REQUIREMENTS: Write out all entries word for word.

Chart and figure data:
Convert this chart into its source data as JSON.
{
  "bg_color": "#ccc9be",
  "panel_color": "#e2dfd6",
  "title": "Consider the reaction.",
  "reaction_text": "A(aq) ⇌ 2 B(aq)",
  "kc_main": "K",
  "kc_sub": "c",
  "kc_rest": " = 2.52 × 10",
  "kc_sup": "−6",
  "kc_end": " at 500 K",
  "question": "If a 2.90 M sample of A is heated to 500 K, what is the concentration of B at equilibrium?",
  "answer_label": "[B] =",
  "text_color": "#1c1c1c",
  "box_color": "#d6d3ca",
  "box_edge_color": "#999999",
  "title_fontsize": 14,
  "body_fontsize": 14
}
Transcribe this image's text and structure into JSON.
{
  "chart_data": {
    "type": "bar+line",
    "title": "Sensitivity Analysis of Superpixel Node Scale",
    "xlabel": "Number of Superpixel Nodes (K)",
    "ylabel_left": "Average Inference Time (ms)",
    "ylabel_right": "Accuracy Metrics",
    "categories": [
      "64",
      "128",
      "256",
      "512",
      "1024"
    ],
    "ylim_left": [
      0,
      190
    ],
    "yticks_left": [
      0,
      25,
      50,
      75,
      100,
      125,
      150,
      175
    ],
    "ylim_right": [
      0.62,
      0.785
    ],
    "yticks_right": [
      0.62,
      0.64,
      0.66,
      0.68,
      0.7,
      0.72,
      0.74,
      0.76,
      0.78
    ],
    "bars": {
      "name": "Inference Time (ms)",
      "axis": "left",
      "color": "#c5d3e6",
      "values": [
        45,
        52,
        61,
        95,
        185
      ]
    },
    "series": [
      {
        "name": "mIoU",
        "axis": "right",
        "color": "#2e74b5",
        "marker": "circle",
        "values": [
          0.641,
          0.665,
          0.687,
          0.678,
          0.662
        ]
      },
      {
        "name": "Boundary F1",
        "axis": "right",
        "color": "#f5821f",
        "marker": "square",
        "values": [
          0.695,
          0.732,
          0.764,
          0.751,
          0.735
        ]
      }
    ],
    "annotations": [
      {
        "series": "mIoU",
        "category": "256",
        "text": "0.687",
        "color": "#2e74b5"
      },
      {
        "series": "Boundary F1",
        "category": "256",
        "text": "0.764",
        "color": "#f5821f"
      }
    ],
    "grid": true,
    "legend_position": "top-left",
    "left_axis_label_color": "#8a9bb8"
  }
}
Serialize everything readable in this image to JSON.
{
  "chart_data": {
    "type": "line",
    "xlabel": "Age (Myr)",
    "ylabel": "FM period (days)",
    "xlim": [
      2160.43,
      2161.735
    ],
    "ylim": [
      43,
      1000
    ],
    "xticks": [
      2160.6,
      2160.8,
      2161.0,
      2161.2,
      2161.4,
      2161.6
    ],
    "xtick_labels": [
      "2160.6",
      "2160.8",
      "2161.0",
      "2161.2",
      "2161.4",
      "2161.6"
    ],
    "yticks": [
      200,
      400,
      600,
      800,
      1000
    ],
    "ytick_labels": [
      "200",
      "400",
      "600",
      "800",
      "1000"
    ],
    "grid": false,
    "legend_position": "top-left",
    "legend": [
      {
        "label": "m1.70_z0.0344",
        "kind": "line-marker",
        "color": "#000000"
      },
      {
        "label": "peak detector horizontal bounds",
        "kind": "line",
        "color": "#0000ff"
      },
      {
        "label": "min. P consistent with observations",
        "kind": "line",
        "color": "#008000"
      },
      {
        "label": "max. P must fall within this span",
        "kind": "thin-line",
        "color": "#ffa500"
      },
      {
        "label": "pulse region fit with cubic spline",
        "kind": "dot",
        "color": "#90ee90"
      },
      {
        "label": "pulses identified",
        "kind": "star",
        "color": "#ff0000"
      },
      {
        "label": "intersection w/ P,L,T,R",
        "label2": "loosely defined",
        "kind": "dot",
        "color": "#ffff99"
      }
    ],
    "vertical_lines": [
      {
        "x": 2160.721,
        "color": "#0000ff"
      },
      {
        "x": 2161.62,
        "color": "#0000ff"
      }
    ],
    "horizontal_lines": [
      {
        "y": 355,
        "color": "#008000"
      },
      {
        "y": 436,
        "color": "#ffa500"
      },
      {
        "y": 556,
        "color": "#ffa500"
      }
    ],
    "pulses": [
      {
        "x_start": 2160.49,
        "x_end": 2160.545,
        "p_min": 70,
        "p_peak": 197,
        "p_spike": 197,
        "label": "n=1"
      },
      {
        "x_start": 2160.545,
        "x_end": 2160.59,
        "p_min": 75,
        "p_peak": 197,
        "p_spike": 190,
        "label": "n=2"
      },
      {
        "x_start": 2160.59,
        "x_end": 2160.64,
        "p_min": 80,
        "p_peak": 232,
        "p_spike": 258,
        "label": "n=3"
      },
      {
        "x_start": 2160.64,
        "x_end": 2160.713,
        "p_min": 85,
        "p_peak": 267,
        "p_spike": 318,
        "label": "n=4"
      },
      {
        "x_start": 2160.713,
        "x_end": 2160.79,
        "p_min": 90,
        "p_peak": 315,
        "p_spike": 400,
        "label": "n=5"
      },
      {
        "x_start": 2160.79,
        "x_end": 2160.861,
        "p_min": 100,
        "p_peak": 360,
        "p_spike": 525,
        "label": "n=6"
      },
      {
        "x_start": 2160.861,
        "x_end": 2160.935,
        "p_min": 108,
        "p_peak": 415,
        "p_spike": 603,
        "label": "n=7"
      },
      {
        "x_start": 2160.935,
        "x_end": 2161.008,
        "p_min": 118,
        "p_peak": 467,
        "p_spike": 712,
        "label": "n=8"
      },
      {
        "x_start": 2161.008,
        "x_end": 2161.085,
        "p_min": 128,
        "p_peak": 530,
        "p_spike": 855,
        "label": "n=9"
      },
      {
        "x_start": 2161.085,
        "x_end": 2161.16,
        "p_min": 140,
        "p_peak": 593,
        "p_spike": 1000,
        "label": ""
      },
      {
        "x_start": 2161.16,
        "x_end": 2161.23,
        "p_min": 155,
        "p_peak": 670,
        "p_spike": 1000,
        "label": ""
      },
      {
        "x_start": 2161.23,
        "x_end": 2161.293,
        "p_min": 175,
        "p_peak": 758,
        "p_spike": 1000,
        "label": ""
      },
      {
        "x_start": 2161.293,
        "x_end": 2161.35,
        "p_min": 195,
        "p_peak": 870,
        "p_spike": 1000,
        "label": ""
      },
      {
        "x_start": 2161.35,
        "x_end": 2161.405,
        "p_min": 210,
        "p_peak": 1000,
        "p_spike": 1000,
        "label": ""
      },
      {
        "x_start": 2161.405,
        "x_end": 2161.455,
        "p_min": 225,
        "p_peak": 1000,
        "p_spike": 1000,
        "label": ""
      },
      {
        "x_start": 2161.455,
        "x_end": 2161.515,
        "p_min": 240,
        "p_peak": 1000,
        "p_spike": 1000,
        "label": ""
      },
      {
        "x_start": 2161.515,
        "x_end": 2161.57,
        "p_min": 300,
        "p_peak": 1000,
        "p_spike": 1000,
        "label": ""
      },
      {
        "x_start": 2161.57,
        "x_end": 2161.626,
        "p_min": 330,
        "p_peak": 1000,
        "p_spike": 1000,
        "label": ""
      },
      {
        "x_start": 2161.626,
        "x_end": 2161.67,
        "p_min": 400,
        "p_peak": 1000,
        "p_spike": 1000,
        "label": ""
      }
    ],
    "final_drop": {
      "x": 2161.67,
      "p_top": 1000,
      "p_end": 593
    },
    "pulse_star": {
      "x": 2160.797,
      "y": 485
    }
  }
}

RESULT:
Convert this chart into its source data as JSON.
{
  "bg_color": "#ccc9be",
  "panel_color": "#e2dfd6",
  "title": "Consider the reaction.",
  "reaction_text": "A(aq) ⇌ 2 B(aq)",
  "kc_main": "K",
  "kc_sub": "c",
  "kc_rest": " = 2.52 × 10",
  "kc_sup": "−6",
  "kc_end": " at 500 K",
  "question": "If a 2.90 M sample of A is heated to 500 K, what is the concentration of B at equilibrium?",
  "answer_label": "[B] =",
  "text_color": "#1c1c1c",
  "box_color": "#d6d3ca",
  "box_edge_color": "#999999",
  "title_fontsize": 14,
  "body_fontsize": 14
}
Transcribe this image's text and structure into JSON.
{
  "chart_data": {
    "type": "bar+line",
    "title": "Sensitivity Analysis of Superpixel Node Scale",
    "xlabel": "Number of Superpixel Nodes (K)",
    "ylabel_left": "Average Inference Time (ms)",
    "ylabel_right": "Accuracy Metrics",
    "categories": [
      "64",
      "128",
      "256",
      "512",
      "1024"
    ],
    "ylim_left": [
      0,
      190
    ],
    "yticks_left": [
      0,
      25,
      50,
      75,
      100,
      125,
      150,
      175
    ],
    "ylim_right": [
      0.62,
      0.785
    ],
    "yticks_right": [
      0.62,
      0.64,
      0.66,
      0.68,
      0.7,
      0.72,
      0.74,
      0.76,
      0.78
    ],
    "bars": {
      "name": "Inference Time (ms)",
      "axis": "left",
      "color": "#c5d3e6",
      "values": [
        45,
        52,
        61,
        95,
        185
      ]
    },
    "series": [
      {
        "name": "mIoU",
        "axis": "right",
        "color": "#2e74b5",
        "marker": "circle",
        "values": [
          0.641,
          0.665,
          0.687,
          0.678,
          0.662
        ]
      },
      {
        "name": "Boundary F1",
        "axis": "right",
        "color": "#f5821f",
        "marker": "square",
        "values": [
          0.695,
          0.732,
          0.764,
          0.751,
          0.735
        ]
      }
    ],
    "annotations": [
      {
        "series": "mIoU",
        "category": "256",
        "text": "0.687",
        "color": "#2e74b5"
      },
      {
        "series": "Boundary F1",
        "category": "256",
        "text": "0.764",
        "color": "#f5821f"
      }
    ],
    "grid": true,
    "legend_position": "top-left",
    "left_axis_label_color": "#8a9bb8"
  }
}
Serialize everything readable in this image to JSON.
{
  "chart_data": {
    "type": "line",
    "xlabel": "Age (Myr)",
    "ylabel": "FM period (days)",
    "xlim": [
      2160.43,
      2161.735
    ],
    "ylim": [
      43,
      1000
    ],
    "xticks": [
      2160.6,
      2160.8,
      2161.0,
      2161.2,
      2161.4,
      2161.6
    ],
    "xtick_labels": [
      "2160.6",
      "2160.8",
      "2161.0",
      "2161.2",
      "2161.4",
      "2161.6"
    ],
    "yticks": [
      200,
      400,
      600,
      800,
      1000
    ],
    "ytick_labels": [
      "200",
      "400",
      "600",
      "800",
      "1000"
    ],
    "grid": false,
    "legend_position": "top-left",
    "legend": [
      {
        "label": "m1.70_z0.0344",
        "kind": "line-marker",
        "color": "#000000"
      },
      {
        "label": "peak detector horizontal bounds",
        "kind": "line",
        "color": "#0000ff"
      },
      {
        "label": "min. P consistent with observations",
        "kind": "line",
        "color": "#008000"
      },
      {
        "label": "max. P must fall within this span",
        "kind": "thin-line",
        "color": "#ffa500"
      },
      {
        "label": "pulse region fit with cubic spline",
        "kind": "dot",
        "color": "#90ee90"
      },
      {
        "label": "pulses identified",
        "kind": "star",
        "color": "#ff0000"
      },
      {
        "label": "intersection w/ P,L,T,R",
        "label2": "loosely defined",
        "kind": "dot",
        "color": "#ffff99"
      }
    ],
    "vertical_lines": [
      {
        "x": 2160.721,
        "color": "#0000ff"
      },
      {
        "x": 2161.62,
        "color": "#0000ff"
      }
    ],
    "horizontal_lines": [
      {
        "y": 355,
        "color": "#008000"
      },
      {
        "y": 436,
        "color": "#ffa500"
      },
      {
        "y": 556,
        "color": "#ffa500"
      }
    ],
    "pulses": [
      {
        "x_start": 2160.49,
        "x_end": 2160.545,
        "p_min": 70,
        "p_peak": 197,
        "p_spike": 197,
        "label": "n=1"
      },
      {
        "x_start": 2160.545,
        "x_end": 2160.59,
        "p_min": 75,
        "p_peak": 197,
        "p_spike": 190,
        "label": "n=2"
      },
      {
        "x_start": 2160.59,
        "x_end": 2160.64,
        "p_min": 80,
        "p_peak": 232,
        "p_spike": 258,
        "label": "n=3"
      },
      {
        "x_start": 2160.64,
        "x_end": 2160.713,
        "p_min": 85,
        "p_peak": 267,
        "p_spike": 318,
        "label": "n=4"
      },
      {
        "x_start": 2160.713,
        "x_end": 2160.79,
        "p_min": 90,
        "p_peak": 315,
        "p_spike": 400,
        "label": "n=5"
      },
      {
        "x_start": 2160.79,
        "x_end": 2160.861,
        "p_min": 100,
        "p_peak": 360,
        "p_spike": 525,
        "label": "n=6"
      },
      {
        "x_start": 2160.861,
        "x_end": 2160.935,
        "p_min": 108,
        "p_peak": 415,
        "p_spike": 603,
        "label": "n=7"
      },
      {
        "x_start": 2160.935,
        "x_end": 2161.008,
        "p_min": 118,
        "p_peak": 467,
        "p_spike": 712,
        "label": "n=8"
      },
      {
        "x_start": 2161.008,
        "x_end": 2161.085,
        "p_min": 128,
        "p_peak": 530,
        "p_spike": 855,
        "label": "n=9"
      },
      {
        "x_start": 2161.085,
        "x_end": 2161.16,
        "p_min": 140,
        "p_peak": 593,
        "p_spike": 1000,
        "label": ""
      },
      {
        "x_start": 2161.16,
        "x_end": 2161.23,
        "p_min": 155,
        "p_peak": 670,
        "p_spike": 1000,
        "label": ""
      },
      {
        "x_start": 2161.23,
        "x_end": 2161.293,
        "p_min": 175,
        "p_peak": 758,
        "p_spike": 1000,
        "label": ""
      },
      {
        "x_start": 2161.293,
        "x_end": 2161.35,
        "p_min": 195,
        "p_peak": 870,
        "p_spike": 1000,
        "label": ""
      },
      {
        "x_start": 2161.35,
        "x_end": 2161.405,
        "p_min": 210,
        "p_peak": 1000,
        "p_spike": 1000,
        "label": ""
      },
      {
        "x_start": 2161.405,
        "x_end": 2161.455,
        "p_min": 225,
        "p_peak": 1000,
        "p_spike": 1000,
        "label": ""
      },
      {
        "x_start": 2161.455,
        "x_end": 2161.515,
        "p_min": 240,
        "p_peak": 1000,
        "p_spike": 1000,
        "label": ""
      },
      {
        "x_start": 2161.515,
        "x_end": 2161.57,
        "p_min": 300,
        "p_peak": 1000,
        "p_spike": 1000,
        "label": ""
      },
      {
        "x_start": 2161.57,
        "x_end": 2161.626,
        "p_min": 330,
        "p_peak": 1000,
        "p_spike": 1000,
        "label": ""
      },
      {
        "x_start": 2161.626,
        "x_end": 2161.67,
        "p_min": 400,
        "p_peak": 1000,
        "p_spike": 1000,
        "label": ""
      }
    ],
    "final_drop": {
      "x": 2161.67,
      "p_top": 1000,
      "p_end": 593
    },
    "pulse_star": {
      "x": 2160.797,
      "y": 485
    }
  }
}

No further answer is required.